Please write out the material below exactly as given.
--- Start ENTRIES ---
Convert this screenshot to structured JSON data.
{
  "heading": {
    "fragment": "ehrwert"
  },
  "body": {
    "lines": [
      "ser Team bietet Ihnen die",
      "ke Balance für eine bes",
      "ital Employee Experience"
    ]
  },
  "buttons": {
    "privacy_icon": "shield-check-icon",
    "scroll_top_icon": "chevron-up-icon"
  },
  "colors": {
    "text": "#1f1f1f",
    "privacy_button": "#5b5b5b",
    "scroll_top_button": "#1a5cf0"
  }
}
--- End ENTRIES ---
[WRITTEN SOLUTION]
Convert this screenshot to structured JSON data.
{
  "heading": {
    "fragment": "ehrwert"
  },
  "body": {
    "lines": [
      "ser Team bietet Ihnen die",
      "ke Balance für eine bes",
      "ital Employee Experience"
    ]
  },
  "buttons": {
    "privacy_icon": "shield-check-icon",
    "scroll_top_icon": "chevron-up-icon"
  },
  "colors": {
    "text": "#1f1f1f",
    "privacy_button": "#5b5b5b",
    "scroll_top_button": "#1a5cf0"
  }
}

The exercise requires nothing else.